**Entries shown:**
● ● ● ● ●
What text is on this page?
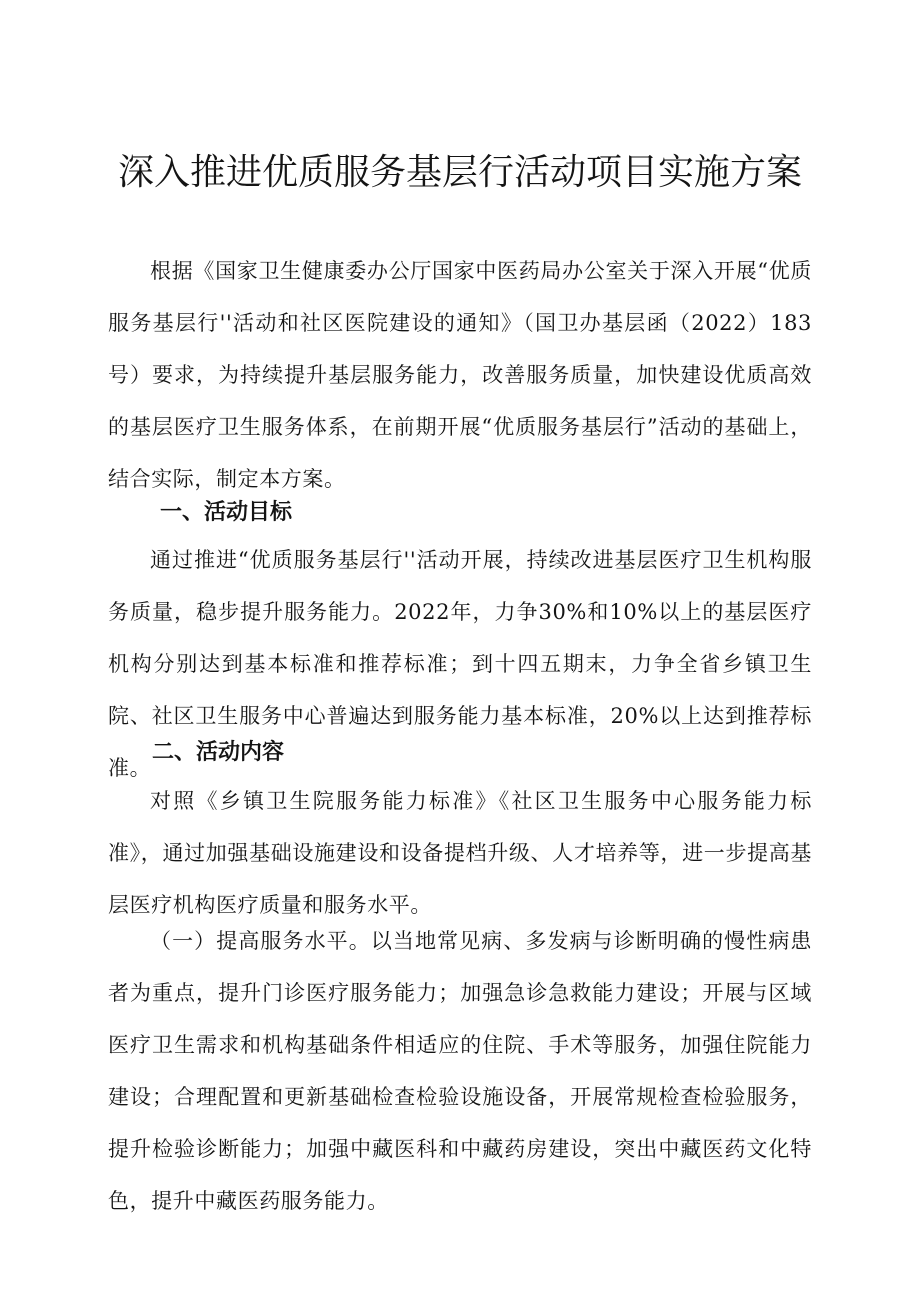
深入推进优质服务基层行活动项目实施方案

根据《国家卫生健康委办公厅国家中医药局办公室关于深入开展“优质服务基层行''活动和社区医院建设的通知》（国卫办基层函（2022）183号）要求，为持续提升基层服务能力，改善服务质量，加快建设优质高效的基层医疗卫生服务体系，在前期开展“优质服务基层行”活动的基础上，结合实际，制定本方案。

一、活动目标

通过推进“优质服务基层行''活动开展，持续改进基层医疗卫生机构服务质量，稳步提升服务能力。2022年，力争30%和10%以上的基层医疗机构分别达到基本标准和推荐标准；到十四五期末，力争全省乡镇卫生院、社区卫生服务中心普遍达到服务能力基本标准，20%以上达到推荐标准。

二、活动内容

对照《乡镇卫生院服务能力标准》《社区卫生服务中心服务能力标准》，通过加强基础设施建设和设备提档升级、人才培养等，进一步提高基层医疗机构医疗质量和服务水平。

（一）提高服务水平。以当地常见病、多发病与诊断明确的慢性病患者为重点，提升门诊医疗服务能力；加强急诊急救能力建设；开展与区域医疗卫生需求和机构基础条件相适应的住院、手术等服务，加强住院能力建设；合理配置和更新基础检查检验设施设备，开展常规检查检验服务，提升检验诊断能力；加强中藏医科和中藏药房建设，突出中藏医药文化特色，提升中藏医药服务能力。
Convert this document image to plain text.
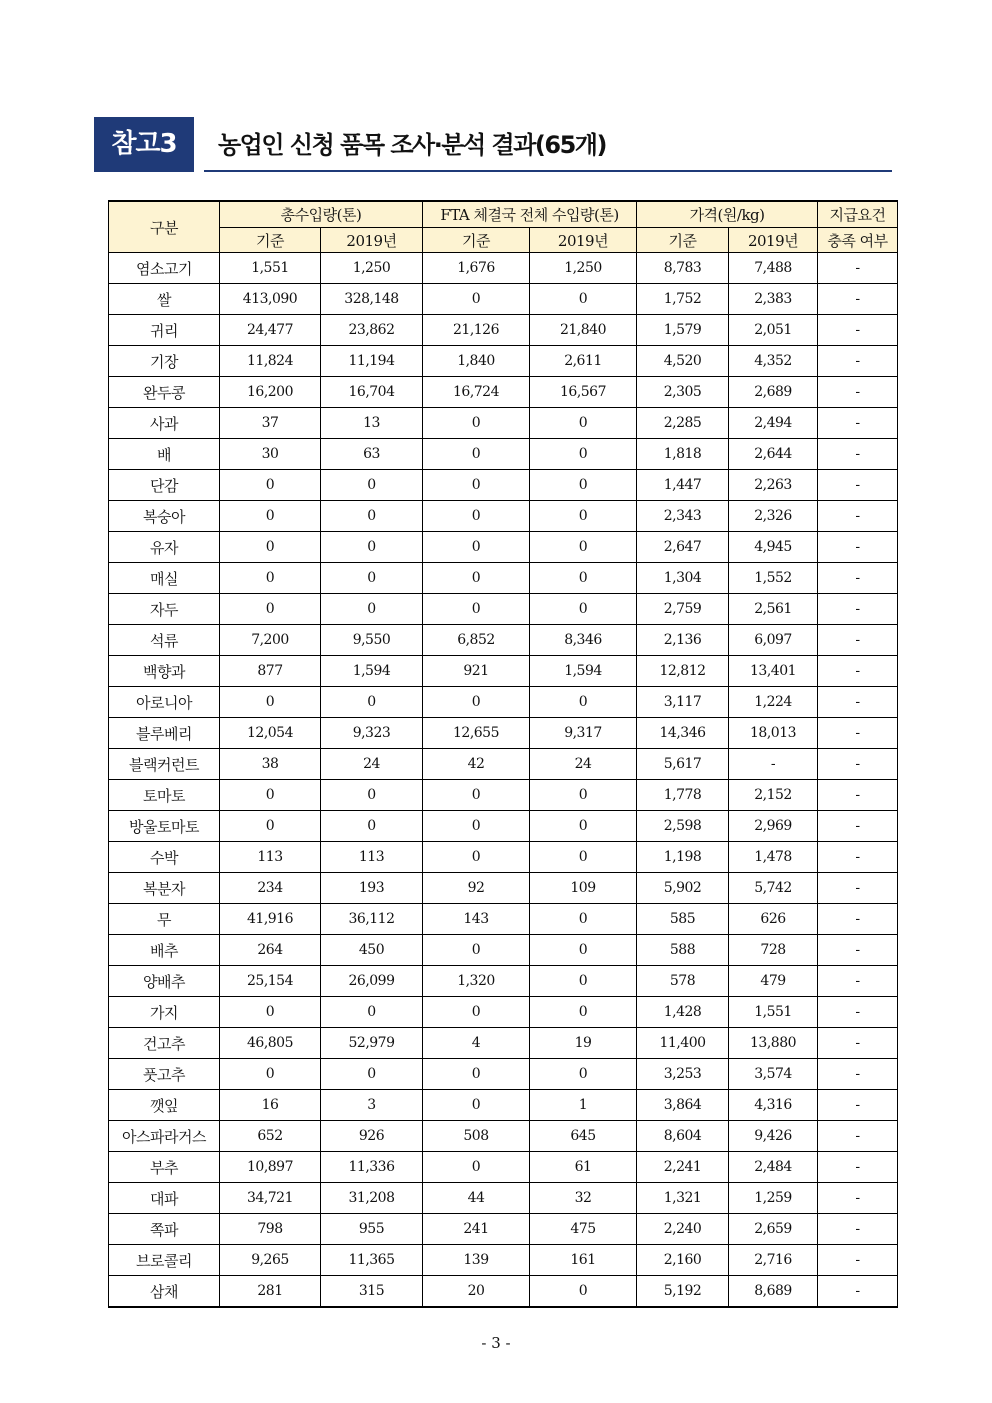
참고3	농업인 신청 품목 조사·분석 결과(65개)
구분	총수입량(톤)		FTA 체결국 전체 수입량(톤)		가격(원/kg)		지급요건
	기준	2019년	기준	2019년	기준	2019년	충족 여부
염소고기	1,551	1,250	1,676	1,250	8,783	7,488	-
쌀	413,090	328,148	0	0	1,752	2,383	-
귀리	24,477	23,862	21,126	21,840	1,579	2,051	-
기장	11,824	11,194	1,840	2,611	4,520	4,352	-
완두콩	16,200	16,704	16,724	16,567	2,305	2,689	-
사과	37	13	0	0	2,285	2,494	-
배	30	63	0	0	1,818	2,644	-
단감	0	0	0	0	1,447	2,263	-
복숭아	0	0	0	0	2,343	2,326	-
유자	0	0	0	0	2,647	4,945	-
매실	0	0	0	0	1,304	1,552	-
자두	0	0	0	0	2,759	2,561	-
석류	7,200	9,550	6,852	8,346	2,136	6,097	-
백향과	877	1,594	921	1,594	12,812	13,401	-
아로니아	0	0	0	0	3,117	1,224	-
블루베리	12,054	9,323	12,655	9,317	14,346	18,013	-
블랙커런트	38	24	42	24	5,617	-	-
토마토	0	0	0	0	1,778	2,152	-
방울토마토	0	0	0	0	2,598	2,969	-
수박	113	113	0	0	1,198	1,478	-
복분자	234	193	92	109	5,902	5,742	-
무	41,916	36,112	143	0	585	626	-
배추	264	450	0	0	588	728	-
양배추	25,154	26,099	1,320	0	578	479	-
가지	0	0	0	0	1,428	1,551	-
건고추	46,805	52,979	4	19	11,400	13,880	-
풋고추	0	0	0	0	3,253	3,574	-
깻잎	16	3	0	1	3,864	4,316	-
아스파라거스	652	926	508	645	8,604	9,426	-
부추	10,897	11,336	0	61	2,241	2,484	-
대파	34,721	31,208	44	32	1,321	1,259	-
쪽파	798	955	241	475	2,240	2,659	-
브로콜리	9,265	11,365	139	161	2,160	2,716	-
삼채	281	315	20	0	5,192	8,689	-
- 3 -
● ● ● ● ●
**What you are asked to do:** Repeat each entry exactly as given; no pictures belong in the copy.

**Answer to this problem:**
What text is on this page?
深入推进优质服务基层行活动项目实施方案

根据《国家卫生健康委办公厅国家中医药局办公室关于深入开展“优质服务基层行''活动和社区医院建设的通知》（国卫办基层函（2022）183号）要求，为持续提升基层服务能力，改善服务质量，加快建设优质高效的基层医疗卫生服务体系，在前期开展“优质服务基层行”活动的基础上，结合实际，制定本方案。

一、活动目标

通过推进“优质服务基层行''活动开展，持续改进基层医疗卫生机构服务质量，稳步提升服务能力。2022年，力争30%和10%以上的基层医疗机构分别达到基本标准和推荐标准；到十四五期末，力争全省乡镇卫生院、社区卫生服务中心普遍达到服务能力基本标准，20%以上达到推荐标准。

二、活动内容

对照《乡镇卫生院服务能力标准》《社区卫生服务中心服务能力标准》，通过加强基础设施建设和设备提档升级、人才培养等，进一步提高基层医疗机构医疗质量和服务水平。

（一）提高服务水平。以当地常见病、多发病与诊断明确的慢性病患者为重点，提升门诊医疗服务能力；加强急诊急救能力建设；开展与区域医疗卫生需求和机构基础条件相适应的住院、手术等服务，加强住院能力建设；合理配置和更新基础检查检验设施设备，开展常规检查检验服务，提升检验诊断能力；加强中藏医科和中藏药房建设，突出中藏医药文化特色，提升中藏医药服务能力。
Convert this document image to plain text.
참고3	농업인 신청 품목 조사·분석 결과(65개)
구분	총수입량(톤)		FTA 체결국 전체 수입량(톤)		가격(원/kg)		지급요건
	기준	2019년	기준	2019년	기준	2019년	충족 여부
염소고기	1,551	1,250	1,676	1,250	8,783	7,488	-
쌀	413,090	328,148	0	0	1,752	2,383	-
귀리	24,477	23,862	21,126	21,840	1,579	2,051	-
기장	11,824	11,194	1,840	2,611	4,520	4,352	-
완두콩	16,200	16,704	16,724	16,567	2,305	2,689	-
사과	37	13	0	0	2,285	2,494	-
배	30	63	0	0	1,818	2,644	-
단감	0	0	0	0	1,447	2,263	-
복숭아	0	0	0	0	2,343	2,326	-
유자	0	0	0	0	2,647	4,945	-
매실	0	0	0	0	1,304	1,552	-
자두	0	0	0	0	2,759	2,561	-
석류	7,200	9,550	6,852	8,346	2,136	6,097	-
백향과	877	1,594	921	1,594	12,812	13,401	-
아로니아	0	0	0	0	3,117	1,224	-
블루베리	12,054	9,323	12,655	9,317	14,346	18,013	-
블랙커런트	38	24	42	24	5,617	-	-
토마토	0	0	0	0	1,778	2,152	-
방울토마토	0	0	0	0	2,598	2,969	-
수박	113	113	0	0	1,198	1,478	-
복분자	234	193	92	109	5,902	5,742	-
무	41,916	36,112	143	0	585	626	-
배추	264	450	0	0	588	728	-
양배추	25,154	26,099	1,320	0	578	479	-
가지	0	0	0	0	1,428	1,551	-
건고추	46,805	52,979	4	19	11,400	13,880	-
풋고추	0	0	0	0	3,253	3,574	-
깻잎	16	3	0	1	3,864	4,316	-
아스파라거스	652	926	508	645	8,604	9,426	-
부추	10,897	11,336	0	61	2,241	2,484	-
대파	34,721	31,208	44	32	1,321	1,259	-
쪽파	798	955	241	475	2,240	2,659	-
브로콜리	9,265	11,365	139	161	2,160	2,716	-
삼채	281	315	20	0	5,192	8,689	-
- 3 -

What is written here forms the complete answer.